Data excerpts

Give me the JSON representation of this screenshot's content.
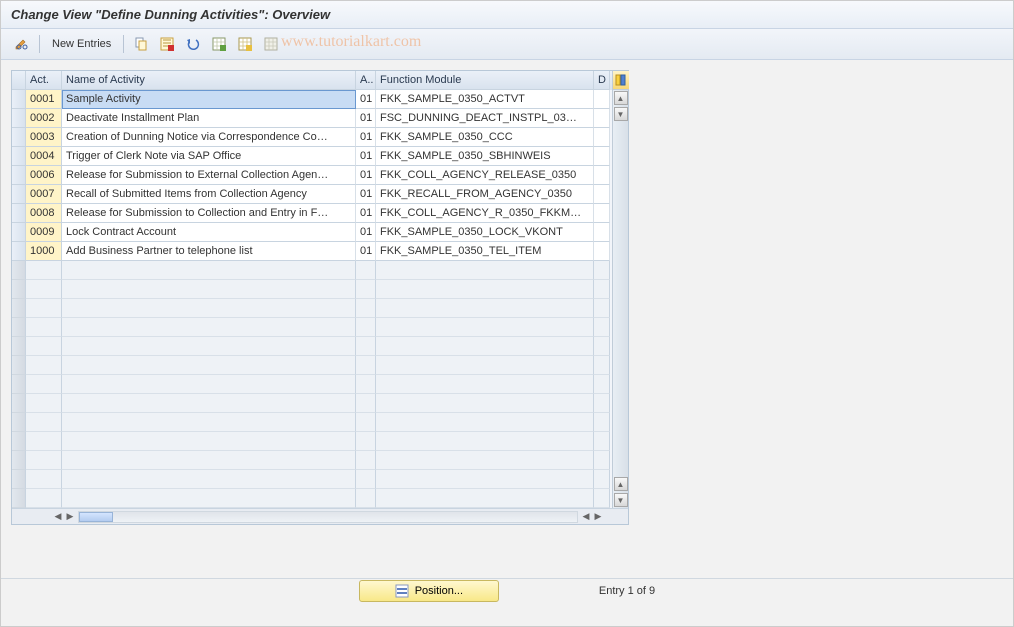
{
  "title": "Change View \"Define Dunning Activities\": Overview",
  "watermark": "www.tutorialkart.com",
  "toolbar": {
    "new_entries": "New Entries"
  },
  "table": {
    "headers": {
      "act": "Act.",
      "name": "Name of Activity",
      "a": "A..",
      "fm": "Function Module",
      "d": "D"
    },
    "rows": [
      {
        "act": "0001",
        "name": "Sample Activity",
        "a": "01",
        "fm": "FKK_SAMPLE_0350_ACTVT",
        "selected": true
      },
      {
        "act": "0002",
        "name": "Deactivate Installment Plan",
        "a": "01",
        "fm": "FSC_DUNNING_DEACT_INSTPL_03…"
      },
      {
        "act": "0003",
        "name": "Creation of Dunning Notice via Correspondence Co…",
        "a": "01",
        "fm": "FKK_SAMPLE_0350_CCC"
      },
      {
        "act": "0004",
        "name": "Trigger of Clerk Note via SAP Office",
        "a": "01",
        "fm": "FKK_SAMPLE_0350_SBHINWEIS"
      },
      {
        "act": "0006",
        "name": "Release for Submission to External Collection Agen…",
        "a": "01",
        "fm": "FKK_COLL_AGENCY_RELEASE_0350"
      },
      {
        "act": "0007",
        "name": "Recall of Submitted Items from Collection Agency",
        "a": "01",
        "fm": "FKK_RECALL_FROM_AGENCY_0350"
      },
      {
        "act": "0008",
        "name": "Release for Submission to Collection and Entry in F…",
        "a": "01",
        "fm": "FKK_COLL_AGENCY_R_0350_FKKM…"
      },
      {
        "act": "0009",
        "name": "Lock Contract Account",
        "a": "01",
        "fm": "FKK_SAMPLE_0350_LOCK_VKONT"
      },
      {
        "act": "1000",
        "name": "Add Business Partner to telephone list",
        "a": "01",
        "fm": "FKK_SAMPLE_0350_TEL_ITEM"
      }
    ],
    "empty_rows": 13
  },
  "footer": {
    "position_label": "Position...",
    "entry_text": "Entry 1 of 9"
  }
}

**Exercise aim:** Write out each entry exactly as given, but skip the pictures.

**Answer:**
Give me the JSON representation of this screenshot's content.
{
  "title": "Change View \"Define Dunning Activities\": Overview",
  "watermark": "www.tutorialkart.com",
  "toolbar": {
    "new_entries": "New Entries"
  },
  "table": {
    "headers": {
      "act": "Act.",
      "name": "Name of Activity",
      "a": "A..",
      "fm": "Function Module",
      "d": "D"
    },
    "rows": [
      {
        "act": "0001",
        "name": "Sample Activity",
        "a": "01",
        "fm": "FKK_SAMPLE_0350_ACTVT",
        "selected": true
      },
      {
        "act": "0002",
        "name": "Deactivate Installment Plan",
        "a": "01",
        "fm": "FSC_DUNNING_DEACT_INSTPL_03…"
      },
      {
        "act": "0003",
        "name": "Creation of Dunning Notice via Correspondence Co…",
        "a": "01",
        "fm": "FKK_SAMPLE_0350_CCC"
      },
      {
        "act": "0004",
        "name": "Trigger of Clerk Note via SAP Office",
        "a": "01",
        "fm": "FKK_SAMPLE_0350_SBHINWEIS"
      },
      {
        "act": "0006",
        "name": "Release for Submission to External Collection Agen…",
        "a": "01",
        "fm": "FKK_COLL_AGENCY_RELEASE_0350"
      },
      {
        "act": "0007",
        "name": "Recall of Submitted Items from Collection Agency",
        "a": "01",
        "fm": "FKK_RECALL_FROM_AGENCY_0350"
      },
      {
        "act": "0008",
        "name": "Release for Submission to Collection and Entry in F…",
        "a": "01",
        "fm": "FKK_COLL_AGENCY_R_0350_FKKM…"
      },
      {
        "act": "0009",
        "name": "Lock Contract Account",
        "a": "01",
        "fm": "FKK_SAMPLE_0350_LOCK_VKONT"
      },
      {
        "act": "1000",
        "name": "Add Business Partner to telephone list",
        "a": "01",
        "fm": "FKK_SAMPLE_0350_TEL_ITEM"
      }
    ],
    "empty_rows": 13
  },
  "footer": {
    "position_label": "Position...",
    "entry_text": "Entry 1 of 9"
  }
}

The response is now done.